TASK DIRECTIONS:
Output nothing but the lines from the line with "Parse this screenshot: output" through the end of the listing below, both ends included.

--*--

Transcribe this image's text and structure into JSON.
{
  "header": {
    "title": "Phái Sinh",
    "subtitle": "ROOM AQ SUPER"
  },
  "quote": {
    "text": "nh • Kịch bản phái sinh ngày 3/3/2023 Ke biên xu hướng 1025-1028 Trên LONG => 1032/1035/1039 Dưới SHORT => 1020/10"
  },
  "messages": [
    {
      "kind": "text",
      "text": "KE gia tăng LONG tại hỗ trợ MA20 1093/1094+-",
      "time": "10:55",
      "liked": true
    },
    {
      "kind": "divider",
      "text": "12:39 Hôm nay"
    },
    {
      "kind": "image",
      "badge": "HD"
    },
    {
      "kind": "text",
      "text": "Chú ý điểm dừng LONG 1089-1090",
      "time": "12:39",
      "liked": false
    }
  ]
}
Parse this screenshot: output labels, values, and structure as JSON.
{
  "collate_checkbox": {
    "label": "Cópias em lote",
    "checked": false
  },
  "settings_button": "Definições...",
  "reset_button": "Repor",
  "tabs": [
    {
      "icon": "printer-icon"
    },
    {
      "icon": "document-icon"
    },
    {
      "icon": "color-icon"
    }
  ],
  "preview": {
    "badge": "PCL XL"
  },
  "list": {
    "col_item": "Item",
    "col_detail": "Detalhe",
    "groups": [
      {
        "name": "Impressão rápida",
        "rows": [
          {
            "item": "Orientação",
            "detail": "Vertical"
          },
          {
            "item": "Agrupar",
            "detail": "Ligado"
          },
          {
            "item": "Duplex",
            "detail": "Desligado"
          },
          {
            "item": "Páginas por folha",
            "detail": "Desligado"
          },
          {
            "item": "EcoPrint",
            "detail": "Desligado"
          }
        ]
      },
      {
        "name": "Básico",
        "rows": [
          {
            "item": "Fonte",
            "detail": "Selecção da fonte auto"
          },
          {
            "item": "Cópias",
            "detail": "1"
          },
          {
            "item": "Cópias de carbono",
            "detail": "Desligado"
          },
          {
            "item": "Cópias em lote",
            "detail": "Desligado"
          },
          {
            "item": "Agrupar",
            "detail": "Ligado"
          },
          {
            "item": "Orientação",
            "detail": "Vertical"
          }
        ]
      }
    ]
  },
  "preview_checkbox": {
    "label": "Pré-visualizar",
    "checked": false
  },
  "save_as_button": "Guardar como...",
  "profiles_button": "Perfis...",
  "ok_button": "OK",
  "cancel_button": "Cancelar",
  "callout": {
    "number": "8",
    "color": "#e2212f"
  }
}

--*--

ANSWER TO THIS EXERCISE:
Parse this screenshot: output labels, values, and structure as JSON.
{
  "collate_checkbox": {
    "label": "Cópias em lote",
    "checked": false
  },
  "settings_button": "Definições...",
  "reset_button": "Repor",
  "tabs": [
    {
      "icon": "printer-icon"
    },
    {
      "icon": "document-icon"
    },
    {
      "icon": "color-icon"
    }
  ],
  "preview": {
    "badge": "PCL XL"
  },
  "list": {
    "col_item": "Item",
    "col_detail": "Detalhe",
    "groups": [
      {
        "name": "Impressão rápida",
        "rows": [
          {
            "item": "Orientação",
            "detail": "Vertical"
          },
          {
            "item": "Agrupar",
            "detail": "Ligado"
          },
          {
            "item": "Duplex",
            "detail": "Desligado"
          },
          {
            "item": "Páginas por folha",
            "detail": "Desligado"
          },
          {
            "item": "EcoPrint",
            "detail": "Desligado"
          }
        ]
      },
      {
        "name": "Básico",
        "rows": [
          {
            "item": "Fonte",
            "detail": "Selecção da fonte auto"
          },
          {
            "item": "Cópias",
            "detail": "1"
          },
          {
            "item": "Cópias de carbono",
            "detail": "Desligado"
          },
          {
            "item": "Cópias em lote",
            "detail": "Desligado"
          },
          {
            "item": "Agrupar",
            "detail": "Ligado"
          },
          {
            "item": "Orientação",
            "detail": "Vertical"
          }
        ]
      }
    ]
  },
  "preview_checkbox": {
    "label": "Pré-visualizar",
    "checked": false
  },
  "save_as_button": "Guardar como...",
  "profiles_button": "Perfis...",
  "ok_button": "OK",
  "cancel_button": "Cancelar",
  "callout": {
    "number": "8",
    "color": "#e2212f"
  }
}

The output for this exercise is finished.